SHORT PROBLEM – Wherever the word "noch" shows up in a line, please copy that line.

━━━━━ ENTRIES SHOWN

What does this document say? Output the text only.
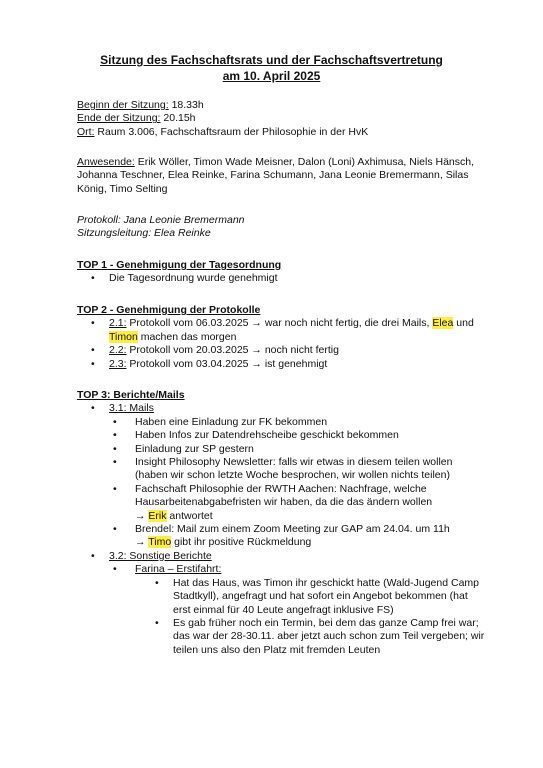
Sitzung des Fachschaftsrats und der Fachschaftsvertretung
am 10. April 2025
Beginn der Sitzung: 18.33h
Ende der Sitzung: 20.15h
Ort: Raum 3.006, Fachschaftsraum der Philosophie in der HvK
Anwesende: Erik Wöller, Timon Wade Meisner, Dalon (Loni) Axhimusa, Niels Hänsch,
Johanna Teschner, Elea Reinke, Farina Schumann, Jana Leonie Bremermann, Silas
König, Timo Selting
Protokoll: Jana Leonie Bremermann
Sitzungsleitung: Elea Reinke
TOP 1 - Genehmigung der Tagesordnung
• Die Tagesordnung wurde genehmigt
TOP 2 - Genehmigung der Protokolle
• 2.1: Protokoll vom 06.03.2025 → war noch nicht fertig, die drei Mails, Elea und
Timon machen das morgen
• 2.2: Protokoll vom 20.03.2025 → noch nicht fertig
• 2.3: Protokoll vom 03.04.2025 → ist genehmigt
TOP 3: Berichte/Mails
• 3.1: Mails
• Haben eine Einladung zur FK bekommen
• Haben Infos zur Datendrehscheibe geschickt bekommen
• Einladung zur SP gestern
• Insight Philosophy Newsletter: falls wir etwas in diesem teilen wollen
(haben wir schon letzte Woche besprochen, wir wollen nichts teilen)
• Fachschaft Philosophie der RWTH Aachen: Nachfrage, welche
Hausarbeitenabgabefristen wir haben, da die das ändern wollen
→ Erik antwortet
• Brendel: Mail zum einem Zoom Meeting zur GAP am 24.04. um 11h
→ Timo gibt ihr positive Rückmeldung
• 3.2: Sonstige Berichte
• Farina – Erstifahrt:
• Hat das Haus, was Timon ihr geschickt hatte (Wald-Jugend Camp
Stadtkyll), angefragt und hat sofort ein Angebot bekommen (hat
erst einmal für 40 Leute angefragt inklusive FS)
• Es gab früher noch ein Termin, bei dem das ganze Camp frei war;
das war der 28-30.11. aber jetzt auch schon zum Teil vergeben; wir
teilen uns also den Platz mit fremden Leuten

━━━━━━━━━━

ANSWER FOR THE TASK –
• 2.1: Protokoll vom 06.03.2025 → war noch nicht fertig, die drei Mails, Elea und
• 2.2: Protokoll vom 20.03.2025 → noch nicht fertig
• Es gab früher noch ein Termin, bei dem das ganze Camp frei war;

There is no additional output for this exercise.